Tarefa 1 =
Responda com base no trecho do documento:
(a) Em que artigo a Constituição Federal de 1934 pregava "estimular a educação eugênica"?
(b) Em que ano o pensamento eugenista foi importado para o Brasil?
(c) Quantos atletas negros o Vasco da Gama insistia em manter em seu elenco?
Tarefa 2 = Liste todas as pessoas citadas pelo nome no trecho do documento.
Tarefa 3 = Reescreva a parte do trecho do documento que começa em "Entendendo as raízes" e termina em "hereditária, por influência.", trocando "antropólogo" por "cientista".

Trecho do documento =
↓↓↓

Entendendo as raízes
Um bom exemplo disso é que, há menos de 100 anos, a Constituição Federal de 1934 - documento redigido para assegurar liberdade, justiça e bem-estar social - pregava em seu Art. 138 “estimular a educação eugênica”. O movimento da eugenia, disseminado pelo antropólogo Francisco Galton, tentou usar o conceito da seleção natural - do livro A Origem das Espécies (1859), de Charles Darwin - para afirmar que a capacidade intelectual dos indivíduos era hereditária, por influência.
O pensamento foi importado para o Brasil em 1914, através do médico Miguel Couto - um dos responsáveis pelo artigo constitucional - e liderado pelo médico Renato Kehl, que apresentava como "soluções" para o país o branqueamento, o controle da imigração, a regulação de casamentos e da esterilização. É o que diz a mestra em história Pietra Diwan no livro "Raça Pura. Uma história da eugenia no Brasil e no Mundo".
"A gente tem que entender que o racismo não é algo que se limita ao futebol. Não podemos, nem devemos achar que o estádio de futebol é um apêndice da sociedade onde tudo é permitido e que as coisas que acontecem lá não trazem problemas históricos", explica Marcelo Carvalho, pesquisador e fundador do Observatório do Racismo.
.Levantamento aponta que quase metade de atletas e treinadores negros sofreram com racismo — Foto: Infografia GloboEsporte.com
"Embranquecimento" nos campos
Esporte destinado às elites, até então, o futebol não era palco para negros nas primeiras décadas do século passado. Em 1914, Carlos Alberto, que trocou o America-RJ pelo Fluminense, tinha por hábito passar pó de arroz no corpo para disfarçar a pele parda. Dez anos depois, foi a vez do Vasco da Gama sentir o peso social ao se ver obrigado a recusar o convite da Associação Metropolitana de Esportes Athleticos (Amea) de ingressar no Campeonato Carioca de 1924, por insistir em manter em seu elenco 12 atletas negros. Em um país que escravizou cinco milhões de indivíduos, 40% do total que foi trazido às Américas, ser negro era visto como algo inferior.
No documento que ficou conhecido como Resposta Histórica, o Vasco se negou a aceitar o corte dos atletas. Veja trecho:
“Estamos certos que V. Exa. será o primeiro a reconhecer que seria um acto pouco digno da nossa parte, sacrificar ao desejo de fazer parte da A.M.E.A., alguns dos que luctaram para que tivessemos entre outras victorias, a do Campeonato de Foot-Ball da Cidade do Rio de Janeiro de 1923.

↑↑↑

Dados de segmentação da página
↓↓↓

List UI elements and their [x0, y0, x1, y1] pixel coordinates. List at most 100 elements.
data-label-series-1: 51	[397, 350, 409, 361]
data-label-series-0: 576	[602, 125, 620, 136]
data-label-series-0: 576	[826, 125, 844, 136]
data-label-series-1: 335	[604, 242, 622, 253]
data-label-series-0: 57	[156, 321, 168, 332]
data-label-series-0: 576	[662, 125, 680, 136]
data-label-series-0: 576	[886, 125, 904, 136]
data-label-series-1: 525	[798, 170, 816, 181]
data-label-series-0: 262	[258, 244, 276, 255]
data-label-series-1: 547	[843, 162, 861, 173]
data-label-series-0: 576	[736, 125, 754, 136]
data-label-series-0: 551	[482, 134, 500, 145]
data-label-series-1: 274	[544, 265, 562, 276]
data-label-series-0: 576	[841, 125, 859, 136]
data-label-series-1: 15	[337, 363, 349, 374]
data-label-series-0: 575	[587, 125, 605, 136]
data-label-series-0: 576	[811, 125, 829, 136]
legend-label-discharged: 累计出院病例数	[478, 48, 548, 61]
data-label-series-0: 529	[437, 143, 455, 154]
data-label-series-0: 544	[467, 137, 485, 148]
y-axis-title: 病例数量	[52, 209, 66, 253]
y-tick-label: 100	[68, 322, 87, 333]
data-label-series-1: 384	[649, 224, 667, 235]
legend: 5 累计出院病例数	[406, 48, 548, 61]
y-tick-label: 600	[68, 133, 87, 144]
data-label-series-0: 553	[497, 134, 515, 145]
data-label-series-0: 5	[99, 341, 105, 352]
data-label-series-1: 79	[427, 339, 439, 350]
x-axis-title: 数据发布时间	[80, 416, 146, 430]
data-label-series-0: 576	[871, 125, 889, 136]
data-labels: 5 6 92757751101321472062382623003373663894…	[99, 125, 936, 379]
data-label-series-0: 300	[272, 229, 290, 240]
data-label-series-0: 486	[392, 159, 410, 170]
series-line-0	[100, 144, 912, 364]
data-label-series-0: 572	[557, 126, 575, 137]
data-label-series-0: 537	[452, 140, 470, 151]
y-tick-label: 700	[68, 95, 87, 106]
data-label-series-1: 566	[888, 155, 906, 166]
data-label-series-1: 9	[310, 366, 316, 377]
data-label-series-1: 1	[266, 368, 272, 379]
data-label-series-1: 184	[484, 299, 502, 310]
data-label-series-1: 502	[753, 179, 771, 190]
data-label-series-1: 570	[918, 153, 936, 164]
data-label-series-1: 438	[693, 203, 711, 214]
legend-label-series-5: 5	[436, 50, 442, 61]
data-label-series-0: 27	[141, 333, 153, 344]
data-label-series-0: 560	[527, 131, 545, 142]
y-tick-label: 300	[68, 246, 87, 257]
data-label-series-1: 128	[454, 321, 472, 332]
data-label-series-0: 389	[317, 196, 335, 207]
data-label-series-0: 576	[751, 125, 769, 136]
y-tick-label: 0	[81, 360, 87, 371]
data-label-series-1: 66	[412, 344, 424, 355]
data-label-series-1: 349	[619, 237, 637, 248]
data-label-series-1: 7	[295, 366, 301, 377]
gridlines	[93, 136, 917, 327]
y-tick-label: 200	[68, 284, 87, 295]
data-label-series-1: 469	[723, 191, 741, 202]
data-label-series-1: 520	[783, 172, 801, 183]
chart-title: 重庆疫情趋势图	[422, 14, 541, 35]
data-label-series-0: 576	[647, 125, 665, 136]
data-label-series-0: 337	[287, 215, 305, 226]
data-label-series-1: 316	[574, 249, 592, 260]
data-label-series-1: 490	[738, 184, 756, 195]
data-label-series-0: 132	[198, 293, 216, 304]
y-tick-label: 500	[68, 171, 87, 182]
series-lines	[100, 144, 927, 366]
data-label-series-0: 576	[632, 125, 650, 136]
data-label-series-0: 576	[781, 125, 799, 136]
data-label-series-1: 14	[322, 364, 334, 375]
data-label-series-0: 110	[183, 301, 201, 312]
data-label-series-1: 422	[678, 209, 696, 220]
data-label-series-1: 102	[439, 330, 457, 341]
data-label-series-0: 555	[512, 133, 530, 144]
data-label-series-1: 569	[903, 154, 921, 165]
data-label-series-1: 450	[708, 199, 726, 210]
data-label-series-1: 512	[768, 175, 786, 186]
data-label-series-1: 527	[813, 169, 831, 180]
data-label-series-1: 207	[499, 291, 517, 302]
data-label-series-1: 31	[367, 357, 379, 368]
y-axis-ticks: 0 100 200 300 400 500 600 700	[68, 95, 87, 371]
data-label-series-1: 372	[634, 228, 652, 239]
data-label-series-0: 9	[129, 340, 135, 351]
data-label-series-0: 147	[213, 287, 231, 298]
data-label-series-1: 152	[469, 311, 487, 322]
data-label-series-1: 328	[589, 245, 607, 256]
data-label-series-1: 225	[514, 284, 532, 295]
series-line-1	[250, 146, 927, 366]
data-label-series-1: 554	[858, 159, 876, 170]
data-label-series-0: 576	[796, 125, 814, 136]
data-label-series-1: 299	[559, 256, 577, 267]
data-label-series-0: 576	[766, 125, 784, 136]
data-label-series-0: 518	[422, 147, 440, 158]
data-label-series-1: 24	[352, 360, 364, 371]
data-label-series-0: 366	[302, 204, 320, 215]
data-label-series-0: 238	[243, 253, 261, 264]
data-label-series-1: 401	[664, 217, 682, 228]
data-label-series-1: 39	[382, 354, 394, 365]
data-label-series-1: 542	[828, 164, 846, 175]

↑↑↑

Solução da tarefa 1 =
(a) No Art. 138.
(b) Em 1914.
(c) 12 atletas negros.

Solução da tarefa 2 =
Francisco Galton
Charles Darwin
Miguel Couto
Renato Kehl
Pietra Diwan
Marcelo Carvalho
Carlos Alberto

Solução da tarefa 3 =
Entendendo as raízes
Um bom exemplo disso é que, há menos de 100 anos, a Constituição Federal de 1934 - documento redigido para assegurar liberdade, justiça e bem-estar social - pregava em seu Art. 138 “estimular a educação eugênica”. O movimento da eugenia, disseminado pelo cientista Francisco Galton, tentou usar o conceito da seleção natural - do livro A Origem das Espécies (1859), de Charles Darwin - para afirmar que a capacidade intelectual dos indivíduos era hereditária, por influência.